*GIVEN PROBLEM:* Each line that holds the word "战略布局" is to be identified and copied.
# Start of PROVIDED MATERIAL
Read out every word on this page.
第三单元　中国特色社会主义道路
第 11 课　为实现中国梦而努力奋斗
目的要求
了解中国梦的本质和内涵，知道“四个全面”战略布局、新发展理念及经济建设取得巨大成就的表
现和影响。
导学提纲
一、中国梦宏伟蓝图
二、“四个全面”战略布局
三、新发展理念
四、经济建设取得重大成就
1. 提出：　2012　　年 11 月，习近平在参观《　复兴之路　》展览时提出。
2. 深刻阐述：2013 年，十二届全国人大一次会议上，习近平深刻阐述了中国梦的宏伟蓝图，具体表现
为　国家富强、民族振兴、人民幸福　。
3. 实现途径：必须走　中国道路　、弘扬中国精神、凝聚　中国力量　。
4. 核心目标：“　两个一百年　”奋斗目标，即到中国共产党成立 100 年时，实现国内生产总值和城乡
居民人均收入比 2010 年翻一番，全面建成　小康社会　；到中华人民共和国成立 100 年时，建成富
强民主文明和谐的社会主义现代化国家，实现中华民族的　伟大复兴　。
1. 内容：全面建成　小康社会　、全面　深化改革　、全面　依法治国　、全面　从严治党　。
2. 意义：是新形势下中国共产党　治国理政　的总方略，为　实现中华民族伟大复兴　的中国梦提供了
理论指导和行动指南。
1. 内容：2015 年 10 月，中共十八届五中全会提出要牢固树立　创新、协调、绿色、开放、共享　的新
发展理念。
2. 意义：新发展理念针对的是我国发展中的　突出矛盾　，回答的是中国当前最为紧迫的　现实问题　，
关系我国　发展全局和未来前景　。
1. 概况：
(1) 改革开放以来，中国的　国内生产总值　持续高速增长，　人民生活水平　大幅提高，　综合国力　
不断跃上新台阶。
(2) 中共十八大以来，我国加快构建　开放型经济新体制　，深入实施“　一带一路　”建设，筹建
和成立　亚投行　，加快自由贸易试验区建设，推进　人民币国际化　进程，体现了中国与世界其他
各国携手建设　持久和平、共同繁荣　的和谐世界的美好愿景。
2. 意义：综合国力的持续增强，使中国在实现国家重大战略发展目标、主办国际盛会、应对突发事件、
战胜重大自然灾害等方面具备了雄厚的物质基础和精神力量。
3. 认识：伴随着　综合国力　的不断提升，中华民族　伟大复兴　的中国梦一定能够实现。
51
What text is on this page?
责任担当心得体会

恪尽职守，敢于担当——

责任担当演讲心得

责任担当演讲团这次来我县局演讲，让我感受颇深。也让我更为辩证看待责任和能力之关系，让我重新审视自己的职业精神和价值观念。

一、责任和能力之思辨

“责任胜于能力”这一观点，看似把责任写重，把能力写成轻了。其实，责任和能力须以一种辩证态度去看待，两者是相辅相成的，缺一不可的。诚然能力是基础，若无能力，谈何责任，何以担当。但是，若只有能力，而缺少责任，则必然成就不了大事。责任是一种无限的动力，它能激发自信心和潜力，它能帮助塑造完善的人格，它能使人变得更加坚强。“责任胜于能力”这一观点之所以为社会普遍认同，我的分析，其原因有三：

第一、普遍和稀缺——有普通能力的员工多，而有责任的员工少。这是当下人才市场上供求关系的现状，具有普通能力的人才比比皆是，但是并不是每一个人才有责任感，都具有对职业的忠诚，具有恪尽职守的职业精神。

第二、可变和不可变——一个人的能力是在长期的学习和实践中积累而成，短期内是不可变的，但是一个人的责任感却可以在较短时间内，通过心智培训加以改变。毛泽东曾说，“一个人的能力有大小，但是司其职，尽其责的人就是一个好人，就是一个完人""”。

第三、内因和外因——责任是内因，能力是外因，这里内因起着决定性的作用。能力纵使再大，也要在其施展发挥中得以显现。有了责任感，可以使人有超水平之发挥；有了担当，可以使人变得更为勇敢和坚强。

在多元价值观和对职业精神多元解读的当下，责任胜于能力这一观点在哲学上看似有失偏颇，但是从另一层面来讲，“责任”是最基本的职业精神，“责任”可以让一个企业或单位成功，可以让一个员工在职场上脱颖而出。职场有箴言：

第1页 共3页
# End of PROVIDED MATERIAL
*WRITTEN SOLUTION:*
了解中国梦的本质和内涵，知道“四个全面”战略布局、新发展理念及经济建设取得巨大成就的表
二、“四个全面”战略布局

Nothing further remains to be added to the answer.